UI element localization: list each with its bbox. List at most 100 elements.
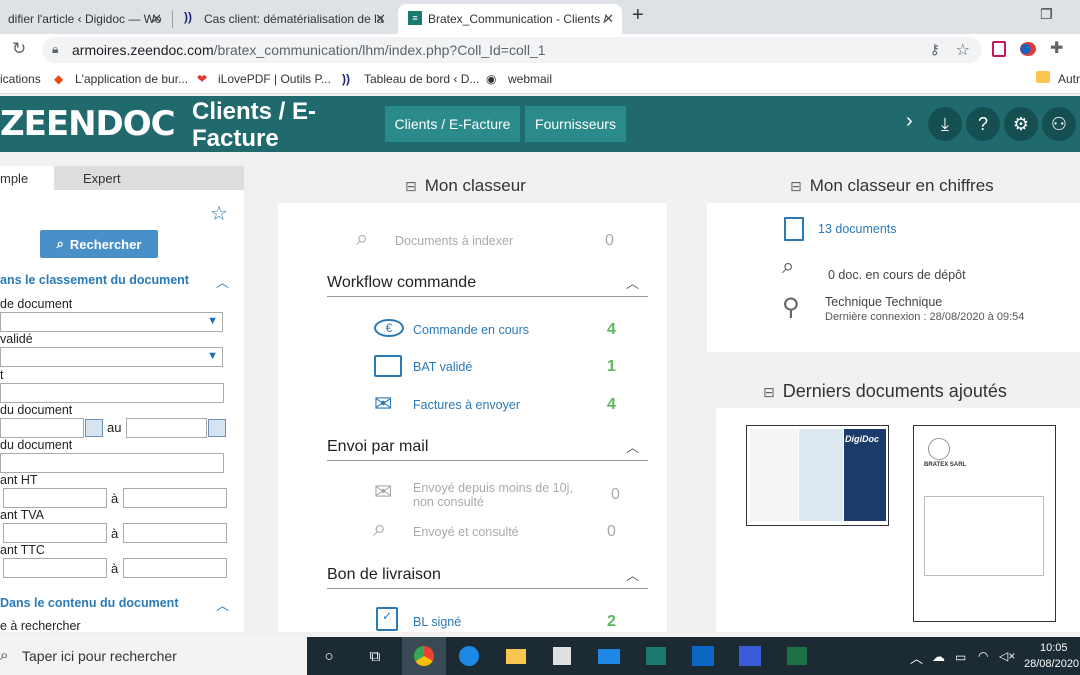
restore-icon[interactable]: ❐ <box>1040 6 1053 23</box>
tab-label: Cas client: dématérialisation de la <box>204 12 384 26</box>
zeendoc-logo[interactable]: ZEENDOC <box>0 104 176 144</box>
mail-icon[interactable] <box>596 643 622 669</box>
thumbnail-brand: DigiDoc <box>845 434 880 444</box>
tva-min-input[interactable] <box>3 523 107 543</box>
zeendoc-app-icon[interactable] <box>643 643 669 669</box>
clock-time[interactable]: 10:05 <box>1040 642 1068 654</box>
url-host: armoires.zeendoc.com <box>72 42 214 58</box>
validated-select[interactable]: ▼ <box>0 347 223 367</box>
cortana-icon[interactable]: ○ <box>316 643 342 669</box>
number-input[interactable] <box>0 453 224 473</box>
item-envoye-consulte[interactable]: Envoyé et consulté <box>413 525 519 539</box>
battery-icon[interactable]: ▭ <box>955 650 966 664</box>
item-bat[interactable]: BAT validé <box>413 360 472 374</box>
group-livraison[interactable]: Bon de livraison <box>327 566 441 584</box>
section-classement[interactable]: ans le classement du document <box>0 273 189 287</box>
clock-date[interactable]: 28/08/2020 <box>1024 658 1079 670</box>
document-thumbnail[interactable]: BRATEX SARL <box>913 425 1056 622</box>
search-icon: ⌕ <box>56 236 64 251</box>
volume-icon[interactable]: ◁× <box>999 649 1015 663</box>
browser-tab-active[interactable]: ≡ Bratex_Communication - Clients / ✕ <box>398 4 622 34</box>
bookmark[interactable]: iLovePDF | Outils P... <box>218 72 331 86</box>
cloud-icon[interactable]: ☁ <box>932 649 945 665</box>
group-mail[interactable]: Envoi par mail <box>327 438 428 456</box>
tva-max-input[interactable] <box>123 523 227 543</box>
nav-fournisseurs[interactable]: Fournisseurs <box>525 106 626 142</box>
my-app-icon[interactable] <box>737 643 763 669</box>
new-tab-icon[interactable]: + <box>632 4 644 27</box>
bookmark[interactable]: Autr <box>1058 72 1080 86</box>
favorite-star-icon[interactable]: ☆ <box>210 201 228 226</box>
calendar-icon[interactable] <box>208 419 226 437</box>
outlook-icon[interactable] <box>690 643 716 669</box>
browser-tab[interactable]: difier l'article ‹ Digidoc — Wo ✕ <box>0 4 170 34</box>
browser-tab[interactable]: )) Cas client: dématérialisation de la ✕ <box>176 4 394 34</box>
calendar-icon[interactable] <box>85 419 103 437</box>
client-input[interactable] <box>0 383 224 403</box>
date-from-input[interactable] <box>0 418 84 438</box>
ttc-min-input[interactable] <box>3 558 107 578</box>
chevron-up-icon[interactable]: ︿ <box>626 437 639 456</box>
extension-icon[interactable] <box>1020 42 1036 56</box>
ht-min-input[interactable] <box>3 488 107 508</box>
ttc-max-input[interactable] <box>123 558 227 578</box>
tab-simple[interactable]: mple <box>0 166 54 190</box>
search-button-label: Rechercher <box>69 236 142 252</box>
date-to-input[interactable] <box>126 418 207 438</box>
tray-chevron-icon[interactable]: ︿ <box>910 648 923 667</box>
close-icon[interactable]: ✕ <box>151 11 162 27</box>
nav-clients[interactable]: Clients / E-Facture <box>385 106 520 142</box>
gear-icon[interactable]: ⚙ <box>1004 107 1038 141</box>
chevron-up-icon[interactable]: ︿ <box>626 565 639 584</box>
explorer-icon[interactable] <box>503 643 529 669</box>
user-settings-icon[interactable]: ⚇ <box>1042 107 1076 141</box>
tab-expert[interactable]: Expert <box>83 166 121 190</box>
chevron-up-icon[interactable]: ︿ <box>626 273 639 292</box>
depot-status: 0 doc. en cours de dépôt <box>828 268 966 282</box>
key-icon[interactable]: ⚷ <box>930 41 940 58</box>
bookmark[interactable]: webmail <box>508 72 552 86</box>
documents-count[interactable]: 13 documents <box>818 222 897 236</box>
section-contenu[interactable]: Dans le contenu du document <box>0 596 179 610</box>
chrome-icon[interactable] <box>402 637 446 675</box>
item-factures[interactable]: Factures à envoyer <box>413 398 520 412</box>
edge-icon[interactable] <box>456 643 482 669</box>
inbox-download-icon[interactable]: ⤓ <box>928 107 962 141</box>
bookmark[interactable]: L'application de bur... <box>75 72 188 86</box>
bookmark[interactable]: ications <box>0 72 41 86</box>
field-label: ant TVA <box>0 508 45 522</box>
doctype-select[interactable]: ▼ <box>0 312 223 332</box>
store-icon[interactable] <box>549 643 575 669</box>
ht-max-input[interactable] <box>123 488 227 508</box>
wifi-icon[interactable]: ◠ <box>978 649 988 663</box>
puzzle-icon[interactable]: ✚ <box>1050 38 1063 58</box>
classeur-card: ⌕ Documents à indexer 0 Workflow command… <box>278 203 667 632</box>
app-header: ZEENDOC Clients / E-Facture Clients / E-… <box>0 96 1080 152</box>
search-button[interactable]: ⌕ Rechercher <box>40 230 158 258</box>
close-icon[interactable]: ✕ <box>603 11 614 27</box>
task-view-icon[interactable]: ⧉ <box>362 643 388 669</box>
document-thumbnail[interactable]: DigiDoc <box>746 425 889 526</box>
star-icon[interactable]: ☆ <box>956 40 970 60</box>
item-bl[interactable]: BL signé <box>413 615 461 629</box>
count-bat: 1 <box>607 358 616 375</box>
taskbar-search[interactable]: ⌕ Taper ici pour rechercher <box>0 637 307 675</box>
lock-icon: 🔒︎ <box>52 42 59 56</box>
extension-icon[interactable] <box>992 41 1006 57</box>
excel-icon[interactable] <box>784 643 810 669</box>
to-index-label[interactable]: Documents à indexer <box>395 234 513 248</box>
group-workflow[interactable]: Workflow commande <box>327 274 476 292</box>
range-label: à <box>111 526 119 541</box>
reload-icon[interactable]: ↻ <box>12 39 26 59</box>
url-field[interactable]: 🔒︎ armoires.zeendoc.com/bratex_communica… <box>42 37 982 63</box>
help-icon[interactable]: ? <box>966 107 1000 141</box>
bookmark[interactable]: Tableau de bord ‹ D... <box>364 72 479 86</box>
chevron-up-icon[interactable]: ︿ <box>216 595 229 614</box>
item-commande[interactable]: Commande en cours <box>413 323 529 337</box>
chevron-right-icon[interactable]: › <box>906 110 913 133</box>
close-icon[interactable]: ✕ <box>375 11 386 27</box>
date-au-label: au <box>107 420 122 435</box>
item-envoye-non[interactable]: Envoyé depuis moins de 10j, non consulté <box>413 481 593 509</box>
stats-heading: ⊟ Mon classeur en chiffres <box>790 176 994 196</box>
chevron-up-icon[interactable]: ︿ <box>216 272 229 291</box>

STATED PROBLEM
Reproduce all of the records above word for word, leaving out the pictures.

TASK SOLUTION
UI element localization: list each with its bbox. List at most 100 elements.
restore-icon[interactable]: ❐ <box>1040 6 1053 23</box>
tab-label: Cas client: dématérialisation de la <box>204 12 384 26</box>
zeendoc-logo[interactable]: ZEENDOC <box>0 104 176 144</box>
mail-icon[interactable] <box>596 643 622 669</box>
thumbnail-brand: DigiDoc <box>845 434 880 444</box>
tva-min-input[interactable] <box>3 523 107 543</box>
zeendoc-app-icon[interactable] <box>643 643 669 669</box>
clock-time[interactable]: 10:05 <box>1040 642 1068 654</box>
url-host: armoires.zeendoc.com <box>72 42 214 58</box>
validated-select[interactable]: ▼ <box>0 347 223 367</box>
cortana-icon[interactable]: ○ <box>316 643 342 669</box>
number-input[interactable] <box>0 453 224 473</box>
item-envoye-consulte[interactable]: Envoyé et consulté <box>413 525 519 539</box>
battery-icon[interactable]: ▭ <box>955 650 966 664</box>
item-bat[interactable]: BAT validé <box>413 360 472 374</box>
group-livraison[interactable]: Bon de livraison <box>327 566 441 584</box>
section-classement[interactable]: ans le classement du document <box>0 273 189 287</box>
clock-date[interactable]: 28/08/2020 <box>1024 658 1079 670</box>
document-thumbnail[interactable]: BRATEX SARL <box>913 425 1056 622</box>
search-icon: ⌕ <box>56 236 64 251</box>
volume-icon[interactable]: ◁× <box>999 649 1015 663</box>
browser-tab-active[interactable]: ≡ Bratex_Communication - Clients / ✕ <box>398 4 622 34</box>
bookmark[interactable]: iLovePDF | Outils P... <box>218 72 331 86</box>
cloud-icon[interactable]: ☁ <box>932 649 945 665</box>
group-mail[interactable]: Envoi par mail <box>327 438 428 456</box>
tva-max-input[interactable] <box>123 523 227 543</box>
nav-fournisseurs[interactable]: Fournisseurs <box>525 106 626 142</box>
my-app-icon[interactable] <box>737 643 763 669</box>
new-tab-icon[interactable]: + <box>632 4 644 27</box>
bookmark[interactable]: Autr <box>1058 72 1080 86</box>
favorite-star-icon[interactable]: ☆ <box>210 201 228 226</box>
calendar-icon[interactable] <box>208 419 226 437</box>
outlook-icon[interactable] <box>690 643 716 669</box>
browser-tab[interactable]: difier l'article ‹ Digidoc — Wo ✕ <box>0 4 170 34</box>
browser-tab[interactable]: )) Cas client: dématérialisation de la ✕ <box>176 4 394 34</box>
calendar-icon[interactable] <box>85 419 103 437</box>
client-input[interactable] <box>0 383 224 403</box>
date-from-input[interactable] <box>0 418 84 438</box>
ttc-min-input[interactable] <box>3 558 107 578</box>
chevron-up-icon[interactable]: ︿ <box>626 437 639 456</box>
extension-icon[interactable] <box>1020 42 1036 56</box>
ht-min-input[interactable] <box>3 488 107 508</box>
ttc-max-input[interactable] <box>123 558 227 578</box>
tab-simple[interactable]: mple <box>0 166 54 190</box>
search-button-label: Rechercher <box>69 236 142 252</box>
date-to-input[interactable] <box>126 418 207 438</box>
tray-chevron-icon[interactable]: ︿ <box>910 648 923 667</box>
close-icon[interactable]: ✕ <box>151 11 162 27</box>
nav-clients[interactable]: Clients / E-Facture <box>385 106 520 142</box>
gear-icon[interactable]: ⚙ <box>1004 107 1038 141</box>
chevron-up-icon[interactable]: ︿ <box>626 565 639 584</box>
explorer-icon[interactable] <box>503 643 529 669</box>
user-settings-icon[interactable]: ⚇ <box>1042 107 1076 141</box>
tab-expert[interactable]: Expert <box>83 166 121 190</box>
chevron-up-icon[interactable]: ︿ <box>626 273 639 292</box>
depot-status: 0 doc. en cours de dépôt <box>828 268 966 282</box>
key-icon[interactable]: ⚷ <box>930 41 940 58</box>
bookmark[interactable]: webmail <box>508 72 552 86</box>
documents-count[interactable]: 13 documents <box>818 222 897 236</box>
section-contenu[interactable]: Dans le contenu du document <box>0 596 179 610</box>
chrome-icon[interactable] <box>402 637 446 675</box>
item-factures[interactable]: Factures à envoyer <box>413 398 520 412</box>
edge-icon[interactable] <box>456 643 482 669</box>
inbox-download-icon[interactable]: ⤓ <box>928 107 962 141</box>
bookmark[interactable]: L'application de bur... <box>75 72 188 86</box>
bookmark[interactable]: ications <box>0 72 41 86</box>
field-label: ant TVA <box>0 508 45 522</box>
doctype-select[interactable]: ▼ <box>0 312 223 332</box>
store-icon[interactable] <box>549 643 575 669</box>
ht-max-input[interactable] <box>123 488 227 508</box>
wifi-icon[interactable]: ◠ <box>978 649 988 663</box>
puzzle-icon[interactable]: ✚ <box>1050 38 1063 58</box>
classeur-card: ⌕ Documents à indexer 0 Workflow command… <box>278 203 667 632</box>
app-header: ZEENDOC Clients / E-Facture Clients / E-… <box>0 96 1080 152</box>
search-button[interactable]: ⌕ Rechercher <box>40 230 158 258</box>
close-icon[interactable]: ✕ <box>603 11 614 27</box>
task-view-icon[interactable]: ⧉ <box>362 643 388 669</box>
document-thumbnail[interactable]: DigiDoc <box>746 425 889 526</box>
star-icon[interactable]: ☆ <box>956 40 970 60</box>
item-bl[interactable]: BL signé <box>413 615 461 629</box>
count-bat: 1 <box>607 358 616 375</box>
taskbar-search[interactable]: ⌕ Taper ici pour rechercher <box>0 637 307 675</box>
lock-icon: 🔒︎ <box>52 42 59 56</box>
extension-icon[interactable] <box>992 41 1006 57</box>
excel-icon[interactable] <box>784 643 810 669</box>
to-index-label[interactable]: Documents à indexer <box>395 234 513 248</box>
group-workflow[interactable]: Workflow commande <box>327 274 476 292</box>
range-label: à <box>111 526 119 541</box>
reload-icon[interactable]: ↻ <box>12 39 26 59</box>
url-field[interactable]: 🔒︎ armoires.zeendoc.com/bratex_communica… <box>42 37 982 63</box>
help-icon[interactable]: ? <box>966 107 1000 141</box>
bookmark[interactable]: Tableau de bord ‹ D... <box>364 72 479 86</box>
chevron-up-icon[interactable]: ︿ <box>216 595 229 614</box>
item-commande[interactable]: Commande en cours <box>413 323 529 337</box>
chevron-right-icon[interactable]: › <box>906 110 913 133</box>
close-icon[interactable]: ✕ <box>375 11 386 27</box>
date-au-label: au <box>107 420 122 435</box>
item-envoye-non[interactable]: Envoyé depuis moins de 10j, non consulté <box>413 481 593 509</box>
stats-heading: ⊟ Mon classeur en chiffres <box>790 176 994 196</box>
chevron-up-icon[interactable]: ︿ <box>216 272 229 291</box>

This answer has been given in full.